== STORED ROWS

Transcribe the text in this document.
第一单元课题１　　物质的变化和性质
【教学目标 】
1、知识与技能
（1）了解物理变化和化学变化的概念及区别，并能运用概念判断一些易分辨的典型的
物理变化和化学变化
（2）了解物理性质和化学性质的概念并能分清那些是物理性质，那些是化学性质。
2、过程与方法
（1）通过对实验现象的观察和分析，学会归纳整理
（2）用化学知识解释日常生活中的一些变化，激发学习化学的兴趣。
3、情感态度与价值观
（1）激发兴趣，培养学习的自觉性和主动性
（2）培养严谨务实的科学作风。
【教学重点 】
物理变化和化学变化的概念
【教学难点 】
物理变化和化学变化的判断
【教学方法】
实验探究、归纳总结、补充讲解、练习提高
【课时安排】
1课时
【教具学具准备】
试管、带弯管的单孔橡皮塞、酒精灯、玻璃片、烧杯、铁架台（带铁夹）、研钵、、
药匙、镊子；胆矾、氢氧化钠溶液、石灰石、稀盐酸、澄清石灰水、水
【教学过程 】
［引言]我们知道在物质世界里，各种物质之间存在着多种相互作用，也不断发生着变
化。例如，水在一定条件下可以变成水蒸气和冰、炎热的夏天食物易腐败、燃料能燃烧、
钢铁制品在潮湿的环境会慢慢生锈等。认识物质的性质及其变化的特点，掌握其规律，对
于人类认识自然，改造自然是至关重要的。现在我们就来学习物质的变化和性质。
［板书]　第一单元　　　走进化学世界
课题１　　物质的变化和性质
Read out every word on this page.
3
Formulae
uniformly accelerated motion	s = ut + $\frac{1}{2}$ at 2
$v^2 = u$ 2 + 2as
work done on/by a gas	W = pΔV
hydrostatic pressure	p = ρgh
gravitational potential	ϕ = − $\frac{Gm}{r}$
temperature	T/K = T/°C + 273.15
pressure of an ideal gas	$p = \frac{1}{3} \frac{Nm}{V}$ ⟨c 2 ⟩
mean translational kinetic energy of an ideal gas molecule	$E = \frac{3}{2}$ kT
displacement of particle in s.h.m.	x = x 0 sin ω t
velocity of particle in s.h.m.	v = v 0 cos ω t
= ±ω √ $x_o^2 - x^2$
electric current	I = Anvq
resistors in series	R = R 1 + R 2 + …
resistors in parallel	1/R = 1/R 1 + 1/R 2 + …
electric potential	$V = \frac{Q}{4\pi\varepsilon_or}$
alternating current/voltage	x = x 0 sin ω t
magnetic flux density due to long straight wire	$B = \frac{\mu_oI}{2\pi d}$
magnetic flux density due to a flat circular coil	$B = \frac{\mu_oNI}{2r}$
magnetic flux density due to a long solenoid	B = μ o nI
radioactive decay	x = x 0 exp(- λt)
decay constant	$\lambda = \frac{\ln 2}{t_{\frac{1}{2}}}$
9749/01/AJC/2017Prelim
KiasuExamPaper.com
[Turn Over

====

EXERCISE BRIEF –
Each line above that includes "this" should be shown.

COMPLETE RESPONSE –
Transcribe the text in this document.
Read out every word on this page.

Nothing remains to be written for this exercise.